Figure dataset records:

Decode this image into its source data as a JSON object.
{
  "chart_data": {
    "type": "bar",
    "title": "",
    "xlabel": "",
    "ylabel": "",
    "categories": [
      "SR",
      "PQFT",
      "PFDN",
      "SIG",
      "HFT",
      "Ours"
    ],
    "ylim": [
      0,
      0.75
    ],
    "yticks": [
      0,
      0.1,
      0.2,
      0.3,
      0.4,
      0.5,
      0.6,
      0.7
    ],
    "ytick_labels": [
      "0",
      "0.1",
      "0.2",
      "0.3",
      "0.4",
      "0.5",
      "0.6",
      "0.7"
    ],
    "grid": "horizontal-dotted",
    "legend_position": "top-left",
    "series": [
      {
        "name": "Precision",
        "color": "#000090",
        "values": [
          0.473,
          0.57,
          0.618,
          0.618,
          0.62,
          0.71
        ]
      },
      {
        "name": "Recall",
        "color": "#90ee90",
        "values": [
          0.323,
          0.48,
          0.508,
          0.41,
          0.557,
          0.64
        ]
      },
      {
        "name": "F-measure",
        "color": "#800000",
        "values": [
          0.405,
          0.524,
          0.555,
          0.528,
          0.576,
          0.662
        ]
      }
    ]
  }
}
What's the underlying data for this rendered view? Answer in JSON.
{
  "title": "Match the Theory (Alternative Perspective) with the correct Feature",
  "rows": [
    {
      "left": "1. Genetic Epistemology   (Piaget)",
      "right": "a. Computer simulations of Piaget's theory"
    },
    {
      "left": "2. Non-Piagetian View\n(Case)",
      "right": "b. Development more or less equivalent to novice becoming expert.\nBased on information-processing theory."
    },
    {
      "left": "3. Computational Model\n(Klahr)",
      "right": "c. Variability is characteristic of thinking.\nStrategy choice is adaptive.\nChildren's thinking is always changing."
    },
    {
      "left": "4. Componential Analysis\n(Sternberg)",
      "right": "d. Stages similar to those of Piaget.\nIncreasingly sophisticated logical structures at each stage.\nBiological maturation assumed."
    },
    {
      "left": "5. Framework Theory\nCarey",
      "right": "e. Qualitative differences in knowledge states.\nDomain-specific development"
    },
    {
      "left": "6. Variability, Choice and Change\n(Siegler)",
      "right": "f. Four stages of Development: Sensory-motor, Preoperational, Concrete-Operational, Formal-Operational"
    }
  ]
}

> _Requirements_:
Above are some records. Print them all exactly.

> _The answer_:
Decode this image into its source data as a JSON object.
{
  "chart_data": {
    "type": "bar",
    "title": "",
    "xlabel": "",
    "ylabel": "",
    "categories": [
      "SR",
      "PQFT",
      "PFDN",
      "SIG",
      "HFT",
      "Ours"
    ],
    "ylim": [
      0,
      0.75
    ],
    "yticks": [
      0,
      0.1,
      0.2,
      0.3,
      0.4,
      0.5,
      0.6,
      0.7
    ],
    "ytick_labels": [
      "0",
      "0.1",
      "0.2",
      "0.3",
      "0.4",
      "0.5",
      "0.6",
      "0.7"
    ],
    "grid": "horizontal-dotted",
    "legend_position": "top-left",
    "series": [
      {
        "name": "Precision",
        "color": "#000090",
        "values": [
          0.473,
          0.57,
          0.618,
          0.618,
          0.62,
          0.71
        ]
      },
      {
        "name": "Recall",
        "color": "#90ee90",
        "values": [
          0.323,
          0.48,
          0.508,
          0.41,
          0.557,
          0.64
        ]
      },
      {
        "name": "F-measure",
        "color": "#800000",
        "values": [
          0.405,
          0.524,
          0.555,
          0.528,
          0.576,
          0.662
        ]
      }
    ]
  }
}
What's the underlying data for this rendered view? Answer in JSON.
{
  "title": "Match the Theory (Alternative Perspective) with the correct Feature",
  "rows": [
    {
      "left": "1. Genetic Epistemology   (Piaget)",
      "right": "a. Computer simulations of Piaget's theory"
    },
    {
      "left": "2. Non-Piagetian View\n(Case)",
      "right": "b. Development more or less equivalent to novice becoming expert.\nBased on information-processing theory."
    },
    {
      "left": "3. Computational Model\n(Klahr)",
      "right": "c. Variability is characteristic of thinking.\nStrategy choice is adaptive.\nChildren's thinking is always changing."
    },
    {
      "left": "4. Componential Analysis\n(Sternberg)",
      "right": "d. Stages similar to those of Piaget.\nIncreasingly sophisticated logical structures at each stage.\nBiological maturation assumed."
    },
    {
      "left": "5. Framework Theory\nCarey",
      "right": "e. Qualitative differences in knowledge states.\nDomain-specific development"
    },
    {
      "left": "6. Variability, Choice and Change\n(Siegler)",
      "right": "f. Four stages of Development: Sensory-motor, Preoperational, Concrete-Operational, Formal-Operational"
    }
  ]
}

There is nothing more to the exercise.